• _Exercise goal_:
Give the count of lines in the data that include the string "Latin", with no added remarks.
begin Data for this task
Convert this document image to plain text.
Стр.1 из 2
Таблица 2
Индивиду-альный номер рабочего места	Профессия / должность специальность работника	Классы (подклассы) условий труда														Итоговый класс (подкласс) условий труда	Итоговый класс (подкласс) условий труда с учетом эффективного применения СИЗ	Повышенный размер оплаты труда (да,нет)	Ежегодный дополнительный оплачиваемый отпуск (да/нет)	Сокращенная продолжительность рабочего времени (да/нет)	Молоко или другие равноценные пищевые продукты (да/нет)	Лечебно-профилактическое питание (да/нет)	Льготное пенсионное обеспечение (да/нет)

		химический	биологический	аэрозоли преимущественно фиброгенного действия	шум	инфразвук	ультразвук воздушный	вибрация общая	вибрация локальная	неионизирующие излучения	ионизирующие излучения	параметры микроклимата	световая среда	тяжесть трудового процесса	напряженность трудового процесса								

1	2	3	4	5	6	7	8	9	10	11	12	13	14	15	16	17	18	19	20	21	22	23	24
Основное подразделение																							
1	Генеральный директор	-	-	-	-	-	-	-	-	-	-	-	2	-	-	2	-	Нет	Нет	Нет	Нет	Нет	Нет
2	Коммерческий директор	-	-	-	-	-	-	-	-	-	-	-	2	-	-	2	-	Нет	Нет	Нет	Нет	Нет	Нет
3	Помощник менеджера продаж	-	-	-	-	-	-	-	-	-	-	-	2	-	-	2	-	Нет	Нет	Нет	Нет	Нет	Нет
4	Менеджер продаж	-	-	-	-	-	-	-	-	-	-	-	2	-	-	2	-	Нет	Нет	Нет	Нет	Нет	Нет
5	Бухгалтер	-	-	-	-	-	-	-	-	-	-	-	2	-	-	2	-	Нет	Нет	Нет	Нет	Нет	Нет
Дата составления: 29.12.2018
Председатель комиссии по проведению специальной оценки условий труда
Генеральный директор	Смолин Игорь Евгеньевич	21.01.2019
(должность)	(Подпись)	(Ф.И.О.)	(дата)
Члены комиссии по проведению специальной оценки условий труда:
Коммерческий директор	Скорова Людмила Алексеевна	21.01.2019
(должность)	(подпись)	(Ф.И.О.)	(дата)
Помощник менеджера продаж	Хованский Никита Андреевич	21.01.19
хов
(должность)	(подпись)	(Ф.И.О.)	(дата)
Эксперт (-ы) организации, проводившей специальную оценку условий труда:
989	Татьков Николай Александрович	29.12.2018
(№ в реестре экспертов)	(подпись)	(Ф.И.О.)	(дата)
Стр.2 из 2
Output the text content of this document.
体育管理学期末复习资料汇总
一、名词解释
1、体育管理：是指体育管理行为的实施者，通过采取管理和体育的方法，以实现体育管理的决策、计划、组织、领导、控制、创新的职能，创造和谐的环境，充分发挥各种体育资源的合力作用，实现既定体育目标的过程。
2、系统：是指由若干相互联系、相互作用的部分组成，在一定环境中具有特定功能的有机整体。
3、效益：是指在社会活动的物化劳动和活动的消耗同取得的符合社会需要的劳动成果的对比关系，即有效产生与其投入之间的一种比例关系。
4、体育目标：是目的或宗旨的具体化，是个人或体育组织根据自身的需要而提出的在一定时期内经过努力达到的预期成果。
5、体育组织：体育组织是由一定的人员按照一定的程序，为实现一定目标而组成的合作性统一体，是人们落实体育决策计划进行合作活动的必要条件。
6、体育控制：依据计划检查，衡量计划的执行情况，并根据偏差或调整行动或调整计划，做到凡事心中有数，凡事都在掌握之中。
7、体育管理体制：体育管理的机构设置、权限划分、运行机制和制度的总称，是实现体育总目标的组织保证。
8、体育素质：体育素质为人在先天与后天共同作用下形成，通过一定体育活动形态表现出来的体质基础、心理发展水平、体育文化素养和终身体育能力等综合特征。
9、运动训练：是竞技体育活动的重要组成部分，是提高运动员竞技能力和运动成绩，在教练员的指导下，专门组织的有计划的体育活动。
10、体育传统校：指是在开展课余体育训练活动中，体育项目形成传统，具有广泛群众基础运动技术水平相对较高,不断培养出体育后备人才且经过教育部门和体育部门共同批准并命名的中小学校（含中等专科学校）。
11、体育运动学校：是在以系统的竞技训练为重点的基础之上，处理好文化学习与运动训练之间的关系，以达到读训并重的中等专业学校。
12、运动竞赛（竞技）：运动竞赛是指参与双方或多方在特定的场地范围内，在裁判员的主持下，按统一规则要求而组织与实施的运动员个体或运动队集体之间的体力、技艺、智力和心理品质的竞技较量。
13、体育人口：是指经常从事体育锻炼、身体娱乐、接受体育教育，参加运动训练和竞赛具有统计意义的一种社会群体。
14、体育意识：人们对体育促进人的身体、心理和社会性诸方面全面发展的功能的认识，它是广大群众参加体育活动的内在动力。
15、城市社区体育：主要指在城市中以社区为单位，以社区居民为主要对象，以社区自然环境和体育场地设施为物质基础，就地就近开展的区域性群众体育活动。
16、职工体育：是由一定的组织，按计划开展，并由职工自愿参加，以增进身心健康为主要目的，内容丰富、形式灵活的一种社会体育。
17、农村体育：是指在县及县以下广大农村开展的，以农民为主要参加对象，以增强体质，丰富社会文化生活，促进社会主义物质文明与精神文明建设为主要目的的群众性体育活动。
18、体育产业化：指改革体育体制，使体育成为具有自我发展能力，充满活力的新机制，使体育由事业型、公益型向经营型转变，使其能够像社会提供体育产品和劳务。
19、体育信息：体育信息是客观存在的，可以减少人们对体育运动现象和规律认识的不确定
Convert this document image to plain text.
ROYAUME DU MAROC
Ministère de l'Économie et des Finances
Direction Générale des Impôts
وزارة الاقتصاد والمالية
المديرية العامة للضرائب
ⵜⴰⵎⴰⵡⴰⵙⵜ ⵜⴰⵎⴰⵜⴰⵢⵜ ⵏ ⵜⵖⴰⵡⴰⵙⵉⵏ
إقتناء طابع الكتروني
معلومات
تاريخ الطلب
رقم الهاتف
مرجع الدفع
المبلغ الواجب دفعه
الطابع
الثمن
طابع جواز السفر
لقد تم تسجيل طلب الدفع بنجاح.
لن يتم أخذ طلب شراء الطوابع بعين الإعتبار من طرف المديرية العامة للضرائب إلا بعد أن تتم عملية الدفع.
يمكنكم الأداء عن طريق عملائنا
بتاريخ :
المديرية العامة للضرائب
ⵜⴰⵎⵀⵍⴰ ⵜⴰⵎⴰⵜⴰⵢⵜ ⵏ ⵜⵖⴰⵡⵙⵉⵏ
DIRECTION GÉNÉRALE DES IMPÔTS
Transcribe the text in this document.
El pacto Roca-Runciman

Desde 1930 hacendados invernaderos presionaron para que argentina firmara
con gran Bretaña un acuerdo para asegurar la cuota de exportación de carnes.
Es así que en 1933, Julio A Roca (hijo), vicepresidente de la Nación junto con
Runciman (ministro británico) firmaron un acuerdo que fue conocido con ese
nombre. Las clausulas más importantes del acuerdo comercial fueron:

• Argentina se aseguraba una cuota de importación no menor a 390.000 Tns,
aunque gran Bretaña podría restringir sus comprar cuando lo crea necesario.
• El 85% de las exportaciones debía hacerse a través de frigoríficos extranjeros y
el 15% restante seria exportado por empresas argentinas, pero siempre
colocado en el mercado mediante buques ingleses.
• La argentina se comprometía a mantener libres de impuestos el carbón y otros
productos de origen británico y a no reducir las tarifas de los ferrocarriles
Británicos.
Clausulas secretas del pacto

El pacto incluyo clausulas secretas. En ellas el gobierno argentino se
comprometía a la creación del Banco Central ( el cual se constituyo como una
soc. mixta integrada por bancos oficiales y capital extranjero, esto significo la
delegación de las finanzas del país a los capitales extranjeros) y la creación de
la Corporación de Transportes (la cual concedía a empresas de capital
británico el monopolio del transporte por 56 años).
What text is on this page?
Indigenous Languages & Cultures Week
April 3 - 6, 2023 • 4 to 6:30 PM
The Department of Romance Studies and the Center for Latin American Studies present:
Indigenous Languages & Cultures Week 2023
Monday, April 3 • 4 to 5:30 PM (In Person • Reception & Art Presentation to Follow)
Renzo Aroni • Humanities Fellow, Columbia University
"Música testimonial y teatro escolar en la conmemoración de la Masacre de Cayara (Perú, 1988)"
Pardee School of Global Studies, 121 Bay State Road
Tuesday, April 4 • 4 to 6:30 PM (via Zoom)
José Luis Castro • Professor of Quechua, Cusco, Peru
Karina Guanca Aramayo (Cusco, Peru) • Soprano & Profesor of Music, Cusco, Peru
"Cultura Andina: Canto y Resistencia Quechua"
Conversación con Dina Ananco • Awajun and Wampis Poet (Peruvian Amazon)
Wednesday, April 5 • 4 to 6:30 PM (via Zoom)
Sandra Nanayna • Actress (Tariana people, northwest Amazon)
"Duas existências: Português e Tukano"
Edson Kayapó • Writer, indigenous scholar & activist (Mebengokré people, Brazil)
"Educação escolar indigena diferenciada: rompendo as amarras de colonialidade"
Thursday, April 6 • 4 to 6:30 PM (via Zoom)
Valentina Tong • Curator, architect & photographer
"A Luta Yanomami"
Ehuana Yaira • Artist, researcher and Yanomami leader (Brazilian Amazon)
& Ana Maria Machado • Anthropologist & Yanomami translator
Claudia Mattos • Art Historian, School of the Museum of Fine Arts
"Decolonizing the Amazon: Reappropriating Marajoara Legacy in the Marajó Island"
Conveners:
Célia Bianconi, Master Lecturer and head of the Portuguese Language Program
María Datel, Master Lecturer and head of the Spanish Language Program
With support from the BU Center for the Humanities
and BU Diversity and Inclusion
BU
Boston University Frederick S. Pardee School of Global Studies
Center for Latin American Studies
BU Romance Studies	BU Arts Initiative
end Data for this task
• _Solution below_:
2